* **Text zur Analyse**
══════
„Pfeffer Macis & Co.“ - Kräuterspaziergang in der Gruga

Um „Pfeffer, Macis & Co.“, also um heimische Kräuter und exotische Gewürze ging es beim abendlichen Treffen der Jägerinnen am 10. Juni 2015 in der Gruga.

 

 

Grugakraut1

Gartenbauingenieurin und Journalistin Dorothée Waechter führt die 17-köpfige Gruppe durch die Mustergartenanlage. Erster Stopp war bei einer Kräuterspirale. Eine Beetanlage, die auf die besonderen Standortbedingungen der Pflanzen eingeht: vom feuchten Klima, hin über humusreiche Böden bis hin zum kargen, sandigen Boden oben auf der Spirale, wo sich mediterrane Kräuter wohlfühlen.

 

In einer anderen Gartenanlage waren die Kräuter direkt in die Gesamtgestaltung integriert. Zwischen Rosen und Stauden konnten Bergbohnenkraut, Lavendel und Salbei entdeckt werden. Dabei verriet Dorothée allerlei Kräuter- und Blütengeheimnisse: fast jedes Kraut lässt sich zu Tee verarbeiten, aber man soll die Sorten wechseln. Blüten sich schöne Salatdekoration, können aber auch mitgegessen werden. Rosenblüten oder Lavendel in Zucker konserviert, ergeben einen prima Zucker mit Blütennote. Kräuter haben viele positive Wirkungen: sie wirken verdauungsfördernd, antibakteriell, manche sogar antibiotisch. Es lohnt sich, sich damit zu beschäftigen.

 

Dann wurde auch das Geheimnis des Macis gelüftet, den die Jägerinnen beim Wurstseminar kennengelernt hatten. Dabei handelt es sich um die getrockneten Samenhüllen der Muskatnuss. Ein Gewürz, das ebenso wie Majoran unbedingt in der Leberwurst gehört.

 

Zum Abschluss präsentierte Dorothée noch einige Kräuter im Topf, so auch das Estragon, das „Kraut der Diana“. Bei Salat, Würstchen und Wein klang der informative Sommerabend am Romanischen Haus in der Gruga aus.
══════
* **Aufgaben**
a - Prüfen Sie anhand des Berichts über den Kräuterspaziergang in der Gruga, ob die folgenden Aussagen zutreffen, und belegen Sie jede Antwort (ja oder nein) mit einem wörtlichen Zitat: (i) Die Gruppe umfasste 17 Personen. (ii) Macis besteht aus den getrockneten Samenhüllen der Muskatnuss. (iii) Oben auf der Kräuterspirale ist der Boden feucht und humusreich.
b - Schreiben Sie aus dem Bericht über den Kräuterspaziergang alles von „Um „Pfeffer, Macis“ bis hinunter zu „mediterrane Kräuter wohlfühlen.“ zeichengenau ab.

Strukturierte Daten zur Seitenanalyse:
══════
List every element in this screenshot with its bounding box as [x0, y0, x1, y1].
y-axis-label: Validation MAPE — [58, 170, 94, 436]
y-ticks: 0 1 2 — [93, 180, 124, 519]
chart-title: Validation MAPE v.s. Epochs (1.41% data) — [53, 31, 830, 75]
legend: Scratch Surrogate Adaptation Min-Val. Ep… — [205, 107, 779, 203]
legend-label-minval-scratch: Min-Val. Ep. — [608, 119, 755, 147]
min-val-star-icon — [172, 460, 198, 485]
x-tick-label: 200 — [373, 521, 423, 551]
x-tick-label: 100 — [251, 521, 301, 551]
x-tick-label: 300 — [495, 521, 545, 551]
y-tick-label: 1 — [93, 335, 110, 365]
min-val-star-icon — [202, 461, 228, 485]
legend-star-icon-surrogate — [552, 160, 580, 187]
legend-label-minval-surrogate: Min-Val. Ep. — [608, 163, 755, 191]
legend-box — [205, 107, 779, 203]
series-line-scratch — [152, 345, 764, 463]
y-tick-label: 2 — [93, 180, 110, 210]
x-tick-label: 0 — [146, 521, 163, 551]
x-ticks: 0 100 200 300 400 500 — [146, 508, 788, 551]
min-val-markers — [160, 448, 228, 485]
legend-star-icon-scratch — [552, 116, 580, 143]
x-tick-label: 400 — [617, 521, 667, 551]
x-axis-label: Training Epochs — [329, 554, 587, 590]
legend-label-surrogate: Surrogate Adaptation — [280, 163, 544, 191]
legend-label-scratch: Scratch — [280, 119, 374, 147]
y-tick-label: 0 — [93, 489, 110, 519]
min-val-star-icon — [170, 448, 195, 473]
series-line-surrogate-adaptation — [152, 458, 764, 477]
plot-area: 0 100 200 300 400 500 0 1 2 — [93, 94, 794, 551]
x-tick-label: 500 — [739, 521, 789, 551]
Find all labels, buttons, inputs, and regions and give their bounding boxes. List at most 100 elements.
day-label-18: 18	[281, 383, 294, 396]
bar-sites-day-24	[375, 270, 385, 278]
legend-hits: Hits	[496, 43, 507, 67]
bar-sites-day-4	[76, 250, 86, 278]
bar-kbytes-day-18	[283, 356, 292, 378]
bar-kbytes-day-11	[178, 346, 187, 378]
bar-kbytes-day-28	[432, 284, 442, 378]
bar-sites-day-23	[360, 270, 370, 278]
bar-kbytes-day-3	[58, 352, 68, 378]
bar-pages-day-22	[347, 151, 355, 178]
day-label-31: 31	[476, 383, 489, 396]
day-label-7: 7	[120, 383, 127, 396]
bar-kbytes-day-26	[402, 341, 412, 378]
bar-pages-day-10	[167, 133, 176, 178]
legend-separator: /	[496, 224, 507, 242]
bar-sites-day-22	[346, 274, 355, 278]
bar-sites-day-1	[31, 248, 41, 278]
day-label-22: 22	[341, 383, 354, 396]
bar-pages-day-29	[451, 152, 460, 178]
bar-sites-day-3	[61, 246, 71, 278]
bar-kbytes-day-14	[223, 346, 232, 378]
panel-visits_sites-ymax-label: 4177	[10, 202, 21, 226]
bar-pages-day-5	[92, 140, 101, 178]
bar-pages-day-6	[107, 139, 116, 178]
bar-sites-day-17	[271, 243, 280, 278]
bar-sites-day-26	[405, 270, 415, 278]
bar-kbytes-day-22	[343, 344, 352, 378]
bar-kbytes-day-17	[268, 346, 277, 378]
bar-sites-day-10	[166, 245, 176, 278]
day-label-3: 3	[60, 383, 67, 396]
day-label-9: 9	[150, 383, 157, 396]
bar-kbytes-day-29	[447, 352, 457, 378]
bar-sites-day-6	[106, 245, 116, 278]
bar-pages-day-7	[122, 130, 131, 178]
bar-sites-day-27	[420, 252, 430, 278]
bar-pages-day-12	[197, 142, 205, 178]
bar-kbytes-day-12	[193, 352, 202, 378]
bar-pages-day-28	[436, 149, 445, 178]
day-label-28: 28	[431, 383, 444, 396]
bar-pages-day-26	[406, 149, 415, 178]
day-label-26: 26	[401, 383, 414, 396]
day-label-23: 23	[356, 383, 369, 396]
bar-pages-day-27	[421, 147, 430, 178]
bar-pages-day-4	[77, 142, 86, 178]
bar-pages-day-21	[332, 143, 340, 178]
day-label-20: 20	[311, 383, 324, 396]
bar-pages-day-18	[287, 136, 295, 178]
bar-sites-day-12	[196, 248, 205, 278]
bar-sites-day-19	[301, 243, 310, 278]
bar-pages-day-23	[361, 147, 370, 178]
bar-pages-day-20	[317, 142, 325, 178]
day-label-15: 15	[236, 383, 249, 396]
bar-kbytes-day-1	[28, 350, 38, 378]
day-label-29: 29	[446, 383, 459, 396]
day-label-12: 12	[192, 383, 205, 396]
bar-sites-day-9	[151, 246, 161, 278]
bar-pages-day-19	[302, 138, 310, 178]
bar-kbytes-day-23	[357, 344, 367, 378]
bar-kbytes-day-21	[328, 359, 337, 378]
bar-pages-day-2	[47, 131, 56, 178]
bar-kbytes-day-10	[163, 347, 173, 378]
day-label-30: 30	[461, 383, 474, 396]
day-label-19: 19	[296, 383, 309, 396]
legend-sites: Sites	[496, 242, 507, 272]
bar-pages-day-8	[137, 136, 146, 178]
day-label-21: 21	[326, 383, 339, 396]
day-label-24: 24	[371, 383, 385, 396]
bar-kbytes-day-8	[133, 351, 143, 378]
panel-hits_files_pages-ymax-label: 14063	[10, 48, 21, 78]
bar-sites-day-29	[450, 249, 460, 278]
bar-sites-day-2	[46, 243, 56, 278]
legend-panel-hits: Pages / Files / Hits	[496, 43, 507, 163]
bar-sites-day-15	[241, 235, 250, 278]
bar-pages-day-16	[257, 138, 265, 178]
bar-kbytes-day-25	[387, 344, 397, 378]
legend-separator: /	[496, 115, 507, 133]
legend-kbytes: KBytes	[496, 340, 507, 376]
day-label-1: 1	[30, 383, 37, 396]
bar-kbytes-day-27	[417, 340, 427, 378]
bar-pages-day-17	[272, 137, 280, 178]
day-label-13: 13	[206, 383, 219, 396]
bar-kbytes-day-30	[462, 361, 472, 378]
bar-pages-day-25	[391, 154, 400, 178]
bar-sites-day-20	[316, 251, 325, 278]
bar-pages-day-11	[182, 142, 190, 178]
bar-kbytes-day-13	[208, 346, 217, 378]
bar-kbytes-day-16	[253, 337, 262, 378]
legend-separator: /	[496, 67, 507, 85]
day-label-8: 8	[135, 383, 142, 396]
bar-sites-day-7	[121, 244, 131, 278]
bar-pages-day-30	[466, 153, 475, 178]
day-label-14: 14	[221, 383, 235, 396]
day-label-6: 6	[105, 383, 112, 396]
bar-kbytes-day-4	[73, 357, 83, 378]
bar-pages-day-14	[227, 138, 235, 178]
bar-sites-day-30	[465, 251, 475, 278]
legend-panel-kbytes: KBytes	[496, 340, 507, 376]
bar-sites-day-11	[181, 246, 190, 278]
══════
* **Ihre Antworten**
a -
(i) Ja: „die 17-köpfige Gruppe“
(ii) Ja: „Dabei handelt es sich um die getrockneten Samenhüllen der Muskatnuss.“
(iii) Nein: „bis hin zum kargen, sandigen Boden oben auf der Spirale“

b -
Um „Pfeffer, Macis & Co.“, also um heimische Kräuter und exotische Gewürze ging es beim abendlichen Treffen der Jägerinnen am 10. Juni 2015 in der Gruga.

 

 

Grugakraut1

Gartenbauingenieurin und Journalistin Dorothée Waechter führt die 17-köpfige Gruppe durch die Mustergartenanlage. Erster Stopp war bei einer Kräuterspirale. Eine Beetanlage, die auf die besonderen Standortbedingungen der Pflanzen eingeht: vom feuchten Klima, hin über humusreiche Böden bis hin zum kargen, sandigen Boden oben auf der Spirale, wo sich mediterrane Kräuter wohlfühlen.